* BEGIN *
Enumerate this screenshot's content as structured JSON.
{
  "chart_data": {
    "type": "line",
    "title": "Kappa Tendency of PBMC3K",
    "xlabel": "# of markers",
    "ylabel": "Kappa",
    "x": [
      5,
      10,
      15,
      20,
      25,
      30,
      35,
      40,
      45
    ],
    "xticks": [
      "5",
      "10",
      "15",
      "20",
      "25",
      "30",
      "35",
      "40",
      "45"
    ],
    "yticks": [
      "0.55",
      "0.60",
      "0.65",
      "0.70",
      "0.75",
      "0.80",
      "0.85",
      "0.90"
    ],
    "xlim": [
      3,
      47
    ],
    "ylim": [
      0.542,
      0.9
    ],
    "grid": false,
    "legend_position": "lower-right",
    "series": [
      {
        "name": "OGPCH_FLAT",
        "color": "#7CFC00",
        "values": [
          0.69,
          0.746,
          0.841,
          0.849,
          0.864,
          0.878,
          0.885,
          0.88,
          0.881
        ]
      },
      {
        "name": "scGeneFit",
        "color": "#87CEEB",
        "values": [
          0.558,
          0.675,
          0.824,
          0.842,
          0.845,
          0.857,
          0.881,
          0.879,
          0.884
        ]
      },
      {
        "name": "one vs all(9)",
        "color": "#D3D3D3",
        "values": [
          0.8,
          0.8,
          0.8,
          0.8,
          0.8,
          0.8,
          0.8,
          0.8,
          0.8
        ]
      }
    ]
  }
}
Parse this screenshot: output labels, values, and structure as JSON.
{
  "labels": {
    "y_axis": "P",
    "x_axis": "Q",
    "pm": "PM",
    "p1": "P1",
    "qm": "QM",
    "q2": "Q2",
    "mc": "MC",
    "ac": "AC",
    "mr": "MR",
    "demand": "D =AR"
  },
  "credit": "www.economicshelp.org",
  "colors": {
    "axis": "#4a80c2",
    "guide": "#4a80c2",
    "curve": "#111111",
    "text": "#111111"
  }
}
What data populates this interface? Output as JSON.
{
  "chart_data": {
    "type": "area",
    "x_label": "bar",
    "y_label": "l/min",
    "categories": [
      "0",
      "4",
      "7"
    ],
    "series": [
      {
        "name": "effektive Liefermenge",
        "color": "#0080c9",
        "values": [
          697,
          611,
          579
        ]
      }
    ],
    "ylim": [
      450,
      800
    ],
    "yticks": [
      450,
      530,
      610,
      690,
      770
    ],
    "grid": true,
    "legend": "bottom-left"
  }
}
* END *
EXERCISE TASK – Please quote the data above in full, with no line missing.

EXERCISE OUTPUT –
Enumerate this screenshot's content as structured JSON.
{
  "chart_data": {
    "type": "line",
    "title": "Kappa Tendency of PBMC3K",
    "xlabel": "# of markers",
    "ylabel": "Kappa",
    "x": [
      5,
      10,
      15,
      20,
      25,
      30,
      35,
      40,
      45
    ],
    "xticks": [
      "5",
      "10",
      "15",
      "20",
      "25",
      "30",
      "35",
      "40",
      "45"
    ],
    "yticks": [
      "0.55",
      "0.60",
      "0.65",
      "0.70",
      "0.75",
      "0.80",
      "0.85",
      "0.90"
    ],
    "xlim": [
      3,
      47
    ],
    "ylim": [
      0.542,
      0.9
    ],
    "grid": false,
    "legend_position": "lower-right",
    "series": [
      {
        "name": "OGPCH_FLAT",
        "color": "#7CFC00",
        "values": [
          0.69,
          0.746,
          0.841,
          0.849,
          0.864,
          0.878,
          0.885,
          0.88,
          0.881
        ]
      },
      {
        "name": "scGeneFit",
        "color": "#87CEEB",
        "values": [
          0.558,
          0.675,
          0.824,
          0.842,
          0.845,
          0.857,
          0.881,
          0.879,
          0.884
        ]
      },
      {
        "name": "one vs all(9)",
        "color": "#D3D3D3",
        "values": [
          0.8,
          0.8,
          0.8,
          0.8,
          0.8,
          0.8,
          0.8,
          0.8,
          0.8
        ]
      }
    ]
  }
}
Parse this screenshot: output labels, values, and structure as JSON.
{
  "labels": {
    "y_axis": "P",
    "x_axis": "Q",
    "pm": "PM",
    "p1": "P1",
    "qm": "QM",
    "q2": "Q2",
    "mc": "MC",
    "ac": "AC",
    "mr": "MR",
    "demand": "D =AR"
  },
  "credit": "www.economicshelp.org",
  "colors": {
    "axis": "#4a80c2",
    "guide": "#4a80c2",
    "curve": "#111111",
    "text": "#111111"
  }
}
What data populates this interface? Output as JSON.
{
  "chart_data": {
    "type": "area",
    "x_label": "bar",
    "y_label": "l/min",
    "categories": [
      "0",
      "4",
      "7"
    ],
    "series": [
      {
        "name": "effektive Liefermenge",
        "color": "#0080c9",
        "values": [
          697,
          611,
          579
        ]
      }
    ],
    "ylim": [
      450,
      800
    ],
    "yticks": [
      450,
      530,
      610,
      690,
      770
    ],
    "grid": true,
    "legend": "bottom-left"
  }
}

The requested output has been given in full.